— START OF Supplied records —

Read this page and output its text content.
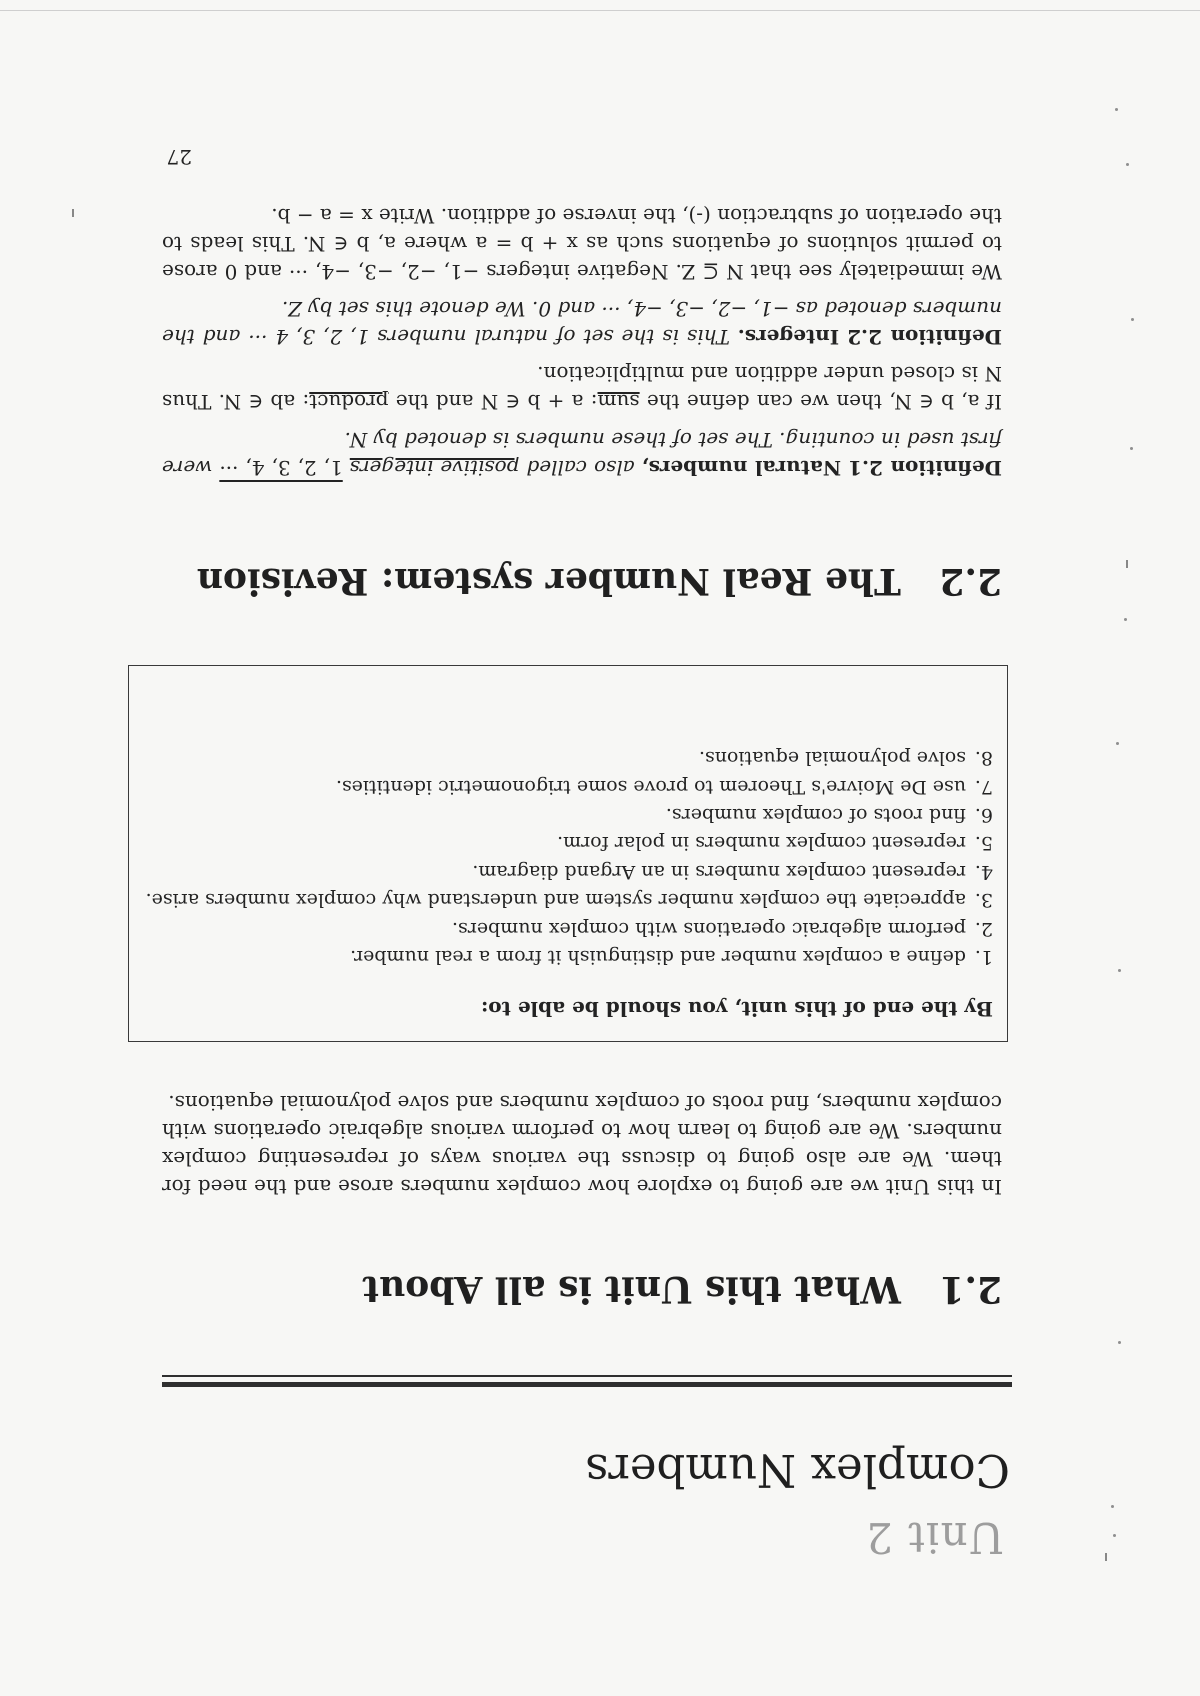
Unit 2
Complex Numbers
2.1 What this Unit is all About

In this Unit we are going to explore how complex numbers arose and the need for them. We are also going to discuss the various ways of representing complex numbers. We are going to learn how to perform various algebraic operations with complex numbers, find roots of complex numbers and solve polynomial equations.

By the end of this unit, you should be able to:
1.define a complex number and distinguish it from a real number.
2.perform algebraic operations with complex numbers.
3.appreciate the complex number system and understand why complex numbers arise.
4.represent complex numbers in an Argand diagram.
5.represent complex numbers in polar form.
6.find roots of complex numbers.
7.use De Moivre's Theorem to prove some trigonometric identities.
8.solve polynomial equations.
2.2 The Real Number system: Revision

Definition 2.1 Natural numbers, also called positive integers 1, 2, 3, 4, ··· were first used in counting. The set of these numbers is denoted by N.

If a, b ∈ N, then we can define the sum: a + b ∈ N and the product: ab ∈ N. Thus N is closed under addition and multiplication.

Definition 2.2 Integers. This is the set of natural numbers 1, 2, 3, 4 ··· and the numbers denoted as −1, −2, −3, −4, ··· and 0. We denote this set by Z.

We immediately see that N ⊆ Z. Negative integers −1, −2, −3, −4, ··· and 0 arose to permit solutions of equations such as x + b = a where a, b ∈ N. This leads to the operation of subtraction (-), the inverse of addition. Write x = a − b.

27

— END OF Supplied records —

Exercise aim -
From the listing above, find the number of lines with the word "Definition" in them. Answer with the number only.

Written response -
2